| Material for this task |

━━━━━━

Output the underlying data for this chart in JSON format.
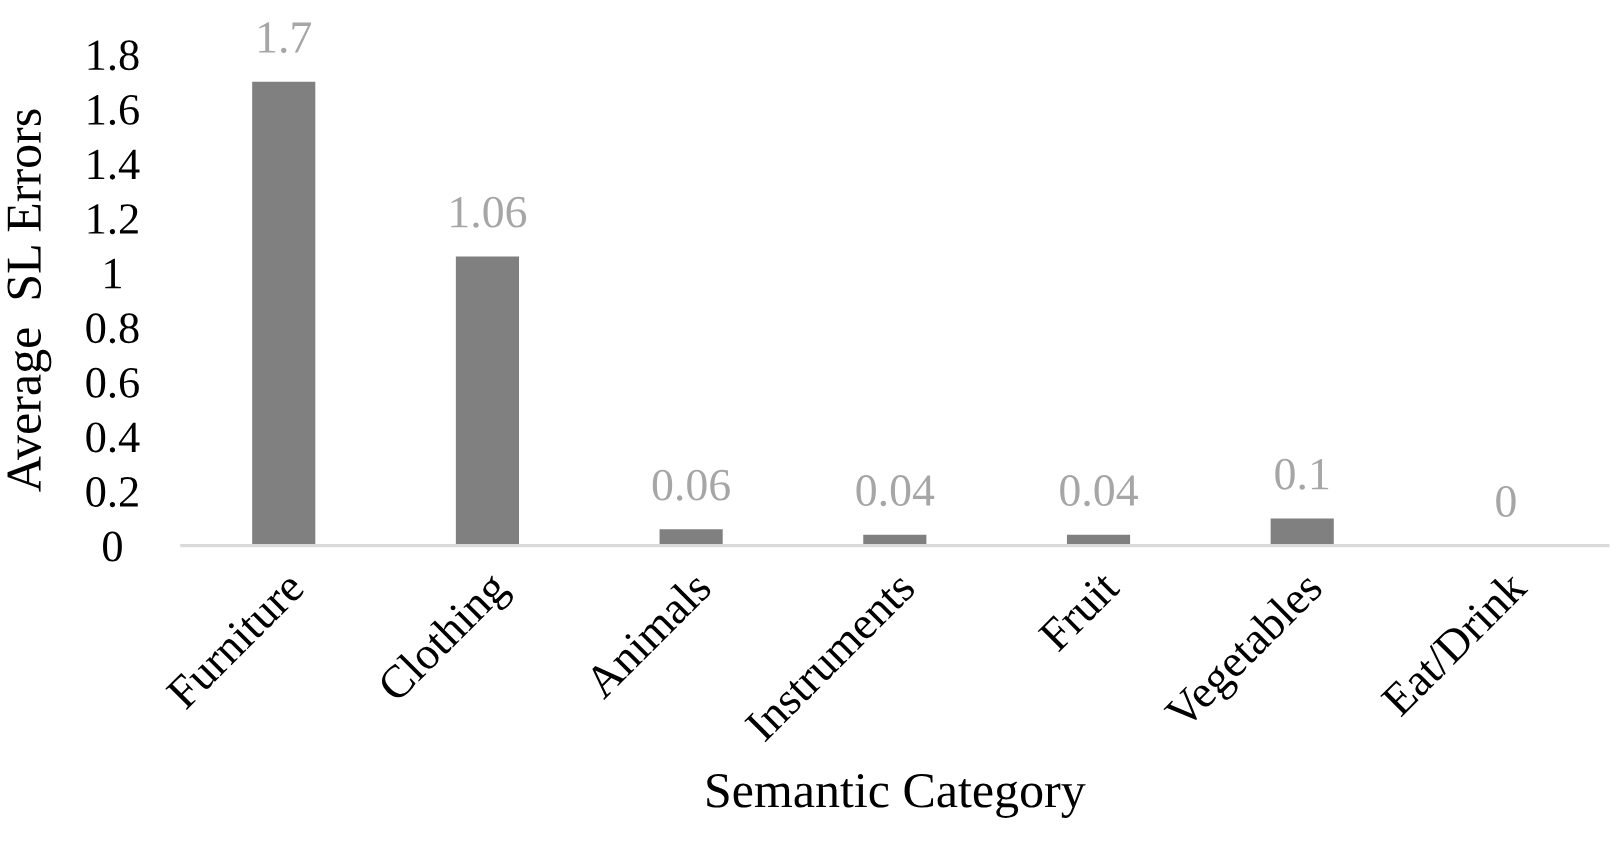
{
  "chart_data": {
    "type": "bar",
    "xlabel": "Semantic Category",
    "ylabel": "Average  SL Errors",
    "categories": [
      "Furniture",
      "Clothing",
      "Animals",
      "Instruments",
      "Fruit",
      "Vegetables",
      "Eat/Drink"
    ],
    "values": [
      1.7,
      1.06,
      0.06,
      0.04,
      0.04,
      0.1,
      0
    ],
    "color": "#808080",
    "data_labels": true,
    "ylim": [
      0,
      1.8
    ],
    "yticks": [
      0,
      0.2,
      0.4,
      0.6,
      0.8,
      1,
      1.2,
      1.4,
      1.6,
      1.8
    ],
    "grid": false,
    "legend": false
  }
}
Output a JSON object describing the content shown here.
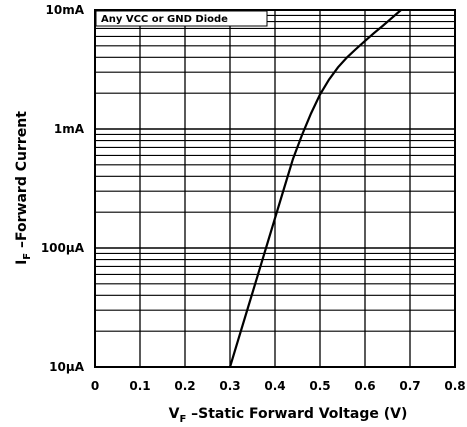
{
  "chart_data": {
    "type": "line",
    "title": "",
    "annotation": "Any VCC or GND Diode",
    "xlabel": {
      "main": "V",
      "sub": "F",
      "rest": " –Static  Forward  Voltage  (V)"
    },
    "ylabel": {
      "main": "I",
      "sub": "F",
      "rest": " –Forward  Current"
    },
    "x_ticks": [
      "0",
      "0.1",
      "0.2",
      "0.3",
      "0.4",
      "0.5",
      "0.6",
      "0.7",
      "0.8"
    ],
    "y_ticks": [
      "10mA",
      "1mA",
      "100µA",
      "10µA"
    ],
    "xlim": [
      0,
      0.8
    ],
    "ylim_amps": [
      1e-05,
      0.01
    ],
    "y_scale": "log",
    "grid": true,
    "series": [
      {
        "x": [
          0.3,
          0.32,
          0.34,
          0.36,
          0.38,
          0.4,
          0.42,
          0.44,
          0.46,
          0.48,
          0.5,
          0.52,
          0.54,
          0.56,
          0.58,
          0.6,
          0.62,
          0.64,
          0.66,
          0.68
        ],
        "y": [
          1e-05,
          1.78e-05,
          3.16e-05,
          5.62e-05,
          0.0001,
          0.000178,
          0.000316,
          0.000562,
          0.00089,
          0.00135,
          0.00195,
          0.0026,
          0.0033,
          0.004,
          0.0047,
          0.0055,
          0.0064,
          0.0074,
          0.0086,
          0.01
        ]
      }
    ]
  }
}
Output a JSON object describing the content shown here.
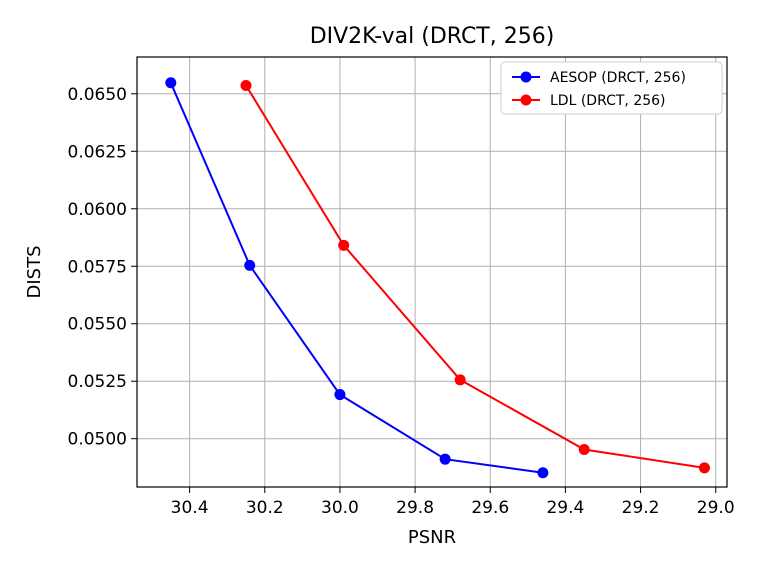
{
  "chart_data": {
    "type": "line",
    "title": "DIV2K-val (DRCT, 256)",
    "xlabel": "PSNR",
    "ylabel": "DISTS",
    "x_inverted": true,
    "xlim": [
      30.54,
      28.97
    ],
    "ylim": [
      0.0479,
      0.0666
    ],
    "xticks": [
      30.4,
      30.2,
      30.0,
      29.8,
      29.6,
      29.4,
      29.2,
      29.0
    ],
    "xtick_labels": [
      "30.4",
      "30.2",
      "30.0",
      "29.8",
      "29.6",
      "29.4",
      "29.2",
      "29.0"
    ],
    "yticks": [
      0.05,
      0.0525,
      0.055,
      0.0575,
      0.06,
      0.0625,
      0.065
    ],
    "ytick_labels": [
      "0.0500",
      "0.0525",
      "0.0550",
      "0.0575",
      "0.0600",
      "0.0625",
      "0.0650"
    ],
    "grid": true,
    "legend_position": "upper-right",
    "series": [
      {
        "name": "AESOP (DRCT, 256)",
        "color": "#0000ff",
        "x": [
          30.45,
          30.24,
          30.0,
          29.72,
          29.46
        ],
        "y": [
          0.06548,
          0.05754,
          0.05192,
          0.04911,
          0.04852
        ]
      },
      {
        "name": "LDL (DRCT, 256)",
        "color": "#ff0000",
        "x": [
          30.25,
          29.99,
          29.68,
          29.35,
          29.03
        ],
        "y": [
          0.06536,
          0.05841,
          0.05256,
          0.04953,
          0.04873
        ]
      }
    ]
  }
}
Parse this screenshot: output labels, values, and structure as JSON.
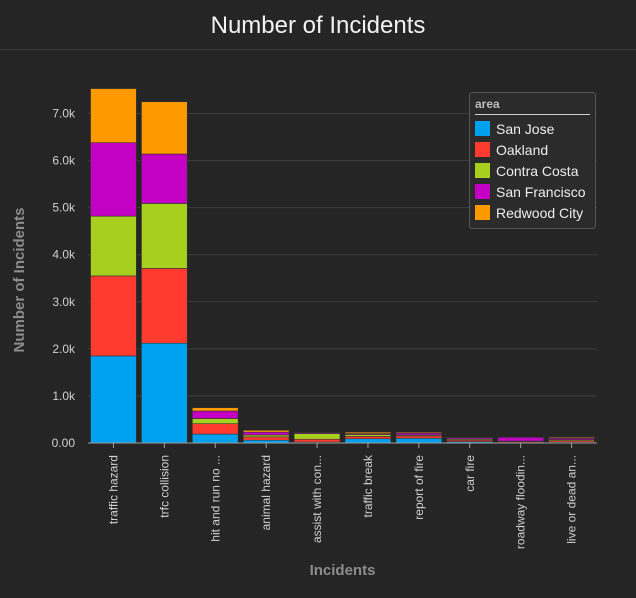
{
  "chart_data": {
    "type": "bar",
    "stacked": true,
    "title": "Number of Incidents",
    "xlabel": "Incidents",
    "ylabel": "Number of Incidents",
    "ylim": [
      0,
      7500
    ],
    "yticks": [
      0,
      1000,
      2000,
      3000,
      4000,
      5000,
      6000,
      7000
    ],
    "ytick_labels": [
      "0.00",
      "1.0k",
      "2.0k",
      "3.0k",
      "4.0k",
      "5.0k",
      "6.0k",
      "7.0k"
    ],
    "grid": true,
    "legend_title": "area",
    "legend_position": "top-right",
    "categories": [
      "traffic hazard",
      "trfc collision",
      "hit and run no ...",
      "animal hazard",
      "assist with con...",
      "traffic break",
      "report of fire",
      "car fire",
      "roadway floodin...",
      "live or dead an..."
    ],
    "series": [
      {
        "name": "San Jose",
        "color": "#00a2f0",
        "values": [
          1850,
          2120,
          190,
          60,
          20,
          90,
          100,
          30,
          10,
          20
        ]
      },
      {
        "name": "Oakland",
        "color": "#ff3b2f",
        "values": [
          1700,
          1590,
          220,
          70,
          60,
          50,
          50,
          30,
          20,
          30
        ]
      },
      {
        "name": "Contra Costa",
        "color": "#a6d01d",
        "values": [
          1270,
          1380,
          110,
          40,
          120,
          40,
          20,
          20,
          10,
          20
        ]
      },
      {
        "name": "San Francisco",
        "color": "#c400c4",
        "values": [
          1560,
          1050,
          160,
          60,
          20,
          20,
          40,
          30,
          80,
          30
        ]
      },
      {
        "name": "Redwood City",
        "color": "#ff9900",
        "values": [
          1150,
          1110,
          70,
          40,
          10,
          30,
          20,
          10,
          0,
          20
        ]
      }
    ]
  }
}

━━━━━━

| Exercise directions |
For the entries above, state how many lines contain the word "name". Provide the number by itself.

| Response for this exercise |
7